**CHALLENGE**
Whenever a line below holds the word "ByLayer", copy that line.
☆ ☆ ☆ ☆
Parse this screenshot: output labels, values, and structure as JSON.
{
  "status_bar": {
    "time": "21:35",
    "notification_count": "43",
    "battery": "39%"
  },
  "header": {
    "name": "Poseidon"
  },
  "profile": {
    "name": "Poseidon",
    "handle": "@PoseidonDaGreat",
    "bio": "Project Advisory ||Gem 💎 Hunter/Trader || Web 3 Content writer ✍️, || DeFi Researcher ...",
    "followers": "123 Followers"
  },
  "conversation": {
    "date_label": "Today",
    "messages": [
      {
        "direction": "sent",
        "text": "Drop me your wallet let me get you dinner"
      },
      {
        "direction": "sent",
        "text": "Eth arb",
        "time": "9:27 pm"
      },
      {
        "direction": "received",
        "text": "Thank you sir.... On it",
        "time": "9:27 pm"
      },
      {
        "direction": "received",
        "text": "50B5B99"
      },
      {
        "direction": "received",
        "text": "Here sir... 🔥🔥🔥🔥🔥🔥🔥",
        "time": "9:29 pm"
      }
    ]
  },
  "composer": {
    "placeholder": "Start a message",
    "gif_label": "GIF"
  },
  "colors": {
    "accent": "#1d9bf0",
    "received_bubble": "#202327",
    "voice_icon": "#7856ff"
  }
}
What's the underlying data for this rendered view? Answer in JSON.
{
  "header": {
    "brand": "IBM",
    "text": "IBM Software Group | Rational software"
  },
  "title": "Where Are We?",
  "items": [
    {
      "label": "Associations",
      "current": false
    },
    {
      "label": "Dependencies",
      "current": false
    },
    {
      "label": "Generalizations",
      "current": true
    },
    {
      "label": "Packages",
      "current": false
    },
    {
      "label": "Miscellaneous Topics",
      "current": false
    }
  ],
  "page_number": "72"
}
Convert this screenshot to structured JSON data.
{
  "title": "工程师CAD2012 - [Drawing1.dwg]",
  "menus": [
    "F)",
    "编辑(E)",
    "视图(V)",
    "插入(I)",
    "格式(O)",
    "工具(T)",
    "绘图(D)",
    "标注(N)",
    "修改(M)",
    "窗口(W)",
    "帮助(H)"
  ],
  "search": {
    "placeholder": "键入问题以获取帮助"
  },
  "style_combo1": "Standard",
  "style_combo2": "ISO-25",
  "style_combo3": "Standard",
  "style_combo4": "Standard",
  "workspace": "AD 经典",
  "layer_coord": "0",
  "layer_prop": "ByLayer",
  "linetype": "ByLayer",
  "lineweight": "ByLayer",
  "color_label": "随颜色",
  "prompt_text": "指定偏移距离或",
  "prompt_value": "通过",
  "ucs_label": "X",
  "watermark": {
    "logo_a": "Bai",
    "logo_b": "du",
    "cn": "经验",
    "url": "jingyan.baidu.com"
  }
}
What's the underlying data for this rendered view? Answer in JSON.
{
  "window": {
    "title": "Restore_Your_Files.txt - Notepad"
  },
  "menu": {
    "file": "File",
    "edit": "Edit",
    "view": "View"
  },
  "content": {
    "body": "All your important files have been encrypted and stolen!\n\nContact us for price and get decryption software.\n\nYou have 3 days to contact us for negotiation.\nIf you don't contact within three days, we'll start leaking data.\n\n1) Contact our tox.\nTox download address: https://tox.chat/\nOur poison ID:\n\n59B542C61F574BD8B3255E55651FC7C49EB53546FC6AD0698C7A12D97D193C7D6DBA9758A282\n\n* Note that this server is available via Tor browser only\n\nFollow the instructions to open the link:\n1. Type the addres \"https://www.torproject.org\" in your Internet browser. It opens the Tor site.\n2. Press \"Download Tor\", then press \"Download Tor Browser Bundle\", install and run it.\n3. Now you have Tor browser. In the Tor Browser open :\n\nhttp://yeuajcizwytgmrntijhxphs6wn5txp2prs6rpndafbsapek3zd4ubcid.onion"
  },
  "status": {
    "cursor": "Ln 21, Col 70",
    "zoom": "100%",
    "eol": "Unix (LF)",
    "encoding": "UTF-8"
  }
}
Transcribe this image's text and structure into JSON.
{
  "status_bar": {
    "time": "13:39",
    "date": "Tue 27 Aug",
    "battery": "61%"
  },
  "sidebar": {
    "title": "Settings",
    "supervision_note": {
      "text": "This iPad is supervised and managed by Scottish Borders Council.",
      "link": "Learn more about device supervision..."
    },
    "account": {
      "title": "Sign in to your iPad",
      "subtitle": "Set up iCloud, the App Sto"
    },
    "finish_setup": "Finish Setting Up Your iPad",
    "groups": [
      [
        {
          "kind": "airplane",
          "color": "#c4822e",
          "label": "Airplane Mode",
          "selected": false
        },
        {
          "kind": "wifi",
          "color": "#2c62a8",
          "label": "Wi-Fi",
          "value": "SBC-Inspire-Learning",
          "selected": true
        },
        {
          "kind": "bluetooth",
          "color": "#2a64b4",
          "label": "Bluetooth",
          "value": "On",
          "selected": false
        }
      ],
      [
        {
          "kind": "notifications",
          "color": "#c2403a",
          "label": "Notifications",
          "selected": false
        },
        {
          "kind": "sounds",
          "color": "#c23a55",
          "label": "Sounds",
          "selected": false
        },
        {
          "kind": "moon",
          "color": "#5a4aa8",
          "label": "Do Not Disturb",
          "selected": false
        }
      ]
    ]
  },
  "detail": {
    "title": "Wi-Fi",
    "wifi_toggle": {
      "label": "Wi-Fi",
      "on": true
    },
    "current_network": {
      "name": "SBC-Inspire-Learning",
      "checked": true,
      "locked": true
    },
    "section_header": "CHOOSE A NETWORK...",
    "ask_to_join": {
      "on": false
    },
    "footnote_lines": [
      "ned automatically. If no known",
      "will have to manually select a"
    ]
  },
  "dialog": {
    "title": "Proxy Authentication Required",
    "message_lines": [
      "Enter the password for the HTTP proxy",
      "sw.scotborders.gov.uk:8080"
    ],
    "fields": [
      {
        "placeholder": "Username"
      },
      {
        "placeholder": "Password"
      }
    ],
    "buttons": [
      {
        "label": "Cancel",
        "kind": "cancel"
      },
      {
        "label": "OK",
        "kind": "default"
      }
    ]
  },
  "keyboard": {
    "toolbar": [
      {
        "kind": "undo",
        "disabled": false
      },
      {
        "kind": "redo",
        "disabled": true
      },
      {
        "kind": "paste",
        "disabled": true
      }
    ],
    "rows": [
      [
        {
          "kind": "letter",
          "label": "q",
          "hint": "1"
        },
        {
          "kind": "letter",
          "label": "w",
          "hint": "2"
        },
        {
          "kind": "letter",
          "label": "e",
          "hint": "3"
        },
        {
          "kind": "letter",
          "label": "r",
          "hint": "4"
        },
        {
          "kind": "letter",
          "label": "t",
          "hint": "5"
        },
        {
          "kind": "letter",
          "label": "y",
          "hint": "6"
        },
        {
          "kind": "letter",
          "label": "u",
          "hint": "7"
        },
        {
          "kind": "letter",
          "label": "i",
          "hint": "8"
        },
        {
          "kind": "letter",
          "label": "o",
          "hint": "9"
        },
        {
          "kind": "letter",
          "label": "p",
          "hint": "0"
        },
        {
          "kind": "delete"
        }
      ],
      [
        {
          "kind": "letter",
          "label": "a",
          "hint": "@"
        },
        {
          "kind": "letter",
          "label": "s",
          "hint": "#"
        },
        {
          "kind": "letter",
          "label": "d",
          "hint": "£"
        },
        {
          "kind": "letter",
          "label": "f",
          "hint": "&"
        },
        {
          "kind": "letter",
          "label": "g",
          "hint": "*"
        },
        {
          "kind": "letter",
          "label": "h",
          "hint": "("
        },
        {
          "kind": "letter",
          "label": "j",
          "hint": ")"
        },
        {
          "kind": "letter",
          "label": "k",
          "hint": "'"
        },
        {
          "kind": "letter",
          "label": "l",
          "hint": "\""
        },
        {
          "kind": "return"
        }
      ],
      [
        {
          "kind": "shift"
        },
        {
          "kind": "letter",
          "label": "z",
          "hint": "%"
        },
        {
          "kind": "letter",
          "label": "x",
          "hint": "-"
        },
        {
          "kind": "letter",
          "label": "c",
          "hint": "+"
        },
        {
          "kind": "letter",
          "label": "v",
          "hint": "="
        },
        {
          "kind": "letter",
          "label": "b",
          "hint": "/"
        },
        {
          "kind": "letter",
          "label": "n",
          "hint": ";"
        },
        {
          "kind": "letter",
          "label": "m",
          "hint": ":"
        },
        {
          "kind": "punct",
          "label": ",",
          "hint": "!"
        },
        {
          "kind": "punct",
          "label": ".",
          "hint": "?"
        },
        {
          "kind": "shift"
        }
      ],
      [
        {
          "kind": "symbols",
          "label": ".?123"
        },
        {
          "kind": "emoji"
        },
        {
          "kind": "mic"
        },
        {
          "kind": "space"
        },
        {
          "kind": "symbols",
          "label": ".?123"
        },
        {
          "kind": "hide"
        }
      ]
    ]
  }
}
☆ ☆ ☆ ☆
**ANSWER TO THIS EXERCISE**
  "layer_prop": "ByLayer",
  "linetype": "ByLayer",
  "lineweight": "ByLayer",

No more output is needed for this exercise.